-- START --

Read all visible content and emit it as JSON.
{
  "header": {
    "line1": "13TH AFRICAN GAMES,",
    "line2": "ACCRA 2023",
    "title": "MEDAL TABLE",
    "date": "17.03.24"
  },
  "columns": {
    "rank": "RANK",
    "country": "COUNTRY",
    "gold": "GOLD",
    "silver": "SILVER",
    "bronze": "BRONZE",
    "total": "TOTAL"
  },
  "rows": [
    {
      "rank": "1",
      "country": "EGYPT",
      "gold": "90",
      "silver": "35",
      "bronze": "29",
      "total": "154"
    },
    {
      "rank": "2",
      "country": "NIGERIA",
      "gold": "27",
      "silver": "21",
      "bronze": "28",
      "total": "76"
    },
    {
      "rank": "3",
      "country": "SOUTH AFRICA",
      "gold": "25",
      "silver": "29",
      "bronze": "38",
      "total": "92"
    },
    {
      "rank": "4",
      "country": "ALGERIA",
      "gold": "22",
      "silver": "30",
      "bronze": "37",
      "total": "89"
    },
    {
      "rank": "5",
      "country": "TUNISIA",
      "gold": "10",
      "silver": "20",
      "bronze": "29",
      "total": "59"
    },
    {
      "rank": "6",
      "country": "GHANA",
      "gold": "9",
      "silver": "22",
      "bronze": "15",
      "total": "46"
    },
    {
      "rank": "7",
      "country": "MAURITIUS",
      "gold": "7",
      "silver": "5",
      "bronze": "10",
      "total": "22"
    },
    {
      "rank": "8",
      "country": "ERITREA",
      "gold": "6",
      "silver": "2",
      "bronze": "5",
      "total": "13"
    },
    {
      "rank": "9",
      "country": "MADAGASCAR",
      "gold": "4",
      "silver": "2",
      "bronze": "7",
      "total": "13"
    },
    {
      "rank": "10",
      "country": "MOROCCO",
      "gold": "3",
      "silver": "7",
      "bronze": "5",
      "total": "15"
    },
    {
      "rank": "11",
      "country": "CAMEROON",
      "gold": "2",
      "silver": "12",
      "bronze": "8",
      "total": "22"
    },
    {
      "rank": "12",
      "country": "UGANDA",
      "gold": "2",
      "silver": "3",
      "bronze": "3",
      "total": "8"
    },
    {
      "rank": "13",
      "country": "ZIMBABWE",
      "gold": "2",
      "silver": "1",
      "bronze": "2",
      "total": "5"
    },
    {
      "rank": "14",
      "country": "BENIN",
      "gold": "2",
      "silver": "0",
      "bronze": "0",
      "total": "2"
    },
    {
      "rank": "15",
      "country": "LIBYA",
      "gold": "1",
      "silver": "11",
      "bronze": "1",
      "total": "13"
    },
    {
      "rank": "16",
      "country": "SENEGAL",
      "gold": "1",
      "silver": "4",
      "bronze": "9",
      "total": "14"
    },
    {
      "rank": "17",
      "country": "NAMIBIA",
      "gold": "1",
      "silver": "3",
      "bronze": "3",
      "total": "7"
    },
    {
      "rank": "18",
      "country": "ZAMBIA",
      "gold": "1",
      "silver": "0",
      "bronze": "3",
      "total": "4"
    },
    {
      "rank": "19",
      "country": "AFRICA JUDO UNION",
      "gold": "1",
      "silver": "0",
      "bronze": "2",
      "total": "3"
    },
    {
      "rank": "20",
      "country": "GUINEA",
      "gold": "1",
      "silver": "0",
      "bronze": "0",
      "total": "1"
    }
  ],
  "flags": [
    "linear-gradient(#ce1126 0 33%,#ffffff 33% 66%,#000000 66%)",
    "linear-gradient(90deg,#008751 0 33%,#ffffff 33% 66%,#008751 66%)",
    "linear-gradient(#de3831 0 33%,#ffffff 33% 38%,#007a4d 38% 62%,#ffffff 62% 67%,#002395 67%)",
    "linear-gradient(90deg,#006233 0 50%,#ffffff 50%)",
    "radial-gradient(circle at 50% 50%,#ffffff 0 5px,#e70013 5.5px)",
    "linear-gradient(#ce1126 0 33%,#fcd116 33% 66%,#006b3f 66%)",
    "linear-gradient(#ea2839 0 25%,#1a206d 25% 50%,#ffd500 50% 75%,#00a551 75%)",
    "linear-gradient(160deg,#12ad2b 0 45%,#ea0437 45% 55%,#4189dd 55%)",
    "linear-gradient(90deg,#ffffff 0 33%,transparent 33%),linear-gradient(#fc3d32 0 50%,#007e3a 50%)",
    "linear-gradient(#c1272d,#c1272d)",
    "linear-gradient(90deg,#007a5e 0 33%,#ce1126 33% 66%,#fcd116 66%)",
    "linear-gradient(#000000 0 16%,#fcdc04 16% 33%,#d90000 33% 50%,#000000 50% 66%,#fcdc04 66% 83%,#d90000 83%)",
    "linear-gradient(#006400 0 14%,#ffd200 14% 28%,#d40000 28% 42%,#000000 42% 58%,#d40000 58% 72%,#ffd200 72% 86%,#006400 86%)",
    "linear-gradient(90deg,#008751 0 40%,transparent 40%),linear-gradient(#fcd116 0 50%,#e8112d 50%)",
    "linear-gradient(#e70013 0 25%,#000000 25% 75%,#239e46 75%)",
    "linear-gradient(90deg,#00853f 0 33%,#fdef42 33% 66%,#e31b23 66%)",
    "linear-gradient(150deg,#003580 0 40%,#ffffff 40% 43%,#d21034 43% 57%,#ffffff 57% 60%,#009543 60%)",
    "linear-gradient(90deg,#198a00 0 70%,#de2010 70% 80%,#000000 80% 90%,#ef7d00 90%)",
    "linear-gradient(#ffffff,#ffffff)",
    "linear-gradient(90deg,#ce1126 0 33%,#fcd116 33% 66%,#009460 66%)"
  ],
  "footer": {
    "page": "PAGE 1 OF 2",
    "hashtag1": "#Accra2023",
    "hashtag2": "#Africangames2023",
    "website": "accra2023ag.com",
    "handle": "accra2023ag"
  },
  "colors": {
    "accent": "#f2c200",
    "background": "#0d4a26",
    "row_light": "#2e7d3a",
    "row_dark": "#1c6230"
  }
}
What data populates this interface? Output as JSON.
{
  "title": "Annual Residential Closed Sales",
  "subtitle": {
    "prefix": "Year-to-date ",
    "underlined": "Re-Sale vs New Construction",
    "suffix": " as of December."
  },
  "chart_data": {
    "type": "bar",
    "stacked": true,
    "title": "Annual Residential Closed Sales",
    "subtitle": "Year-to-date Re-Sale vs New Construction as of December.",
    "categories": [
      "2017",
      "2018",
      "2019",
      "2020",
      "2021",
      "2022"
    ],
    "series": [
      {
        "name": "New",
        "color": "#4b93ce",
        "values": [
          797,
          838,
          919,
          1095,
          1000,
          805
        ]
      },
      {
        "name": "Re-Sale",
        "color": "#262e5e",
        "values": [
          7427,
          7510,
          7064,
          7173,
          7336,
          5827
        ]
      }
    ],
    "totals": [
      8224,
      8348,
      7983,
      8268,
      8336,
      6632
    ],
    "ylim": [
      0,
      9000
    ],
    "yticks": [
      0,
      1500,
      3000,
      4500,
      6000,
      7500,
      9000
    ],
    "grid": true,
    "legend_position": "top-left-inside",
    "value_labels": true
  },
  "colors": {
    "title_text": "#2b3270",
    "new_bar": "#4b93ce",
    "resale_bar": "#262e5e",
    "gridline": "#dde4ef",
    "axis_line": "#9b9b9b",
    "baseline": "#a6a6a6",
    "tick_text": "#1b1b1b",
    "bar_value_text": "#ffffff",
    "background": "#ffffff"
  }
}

-- END --

## The request
Gather every line from the listing above in which "Annual" appears, and copy those lines.

## Complete output
  "title": "Annual Residential Closed Sales",
    "title": "Annual Residential Closed Sales",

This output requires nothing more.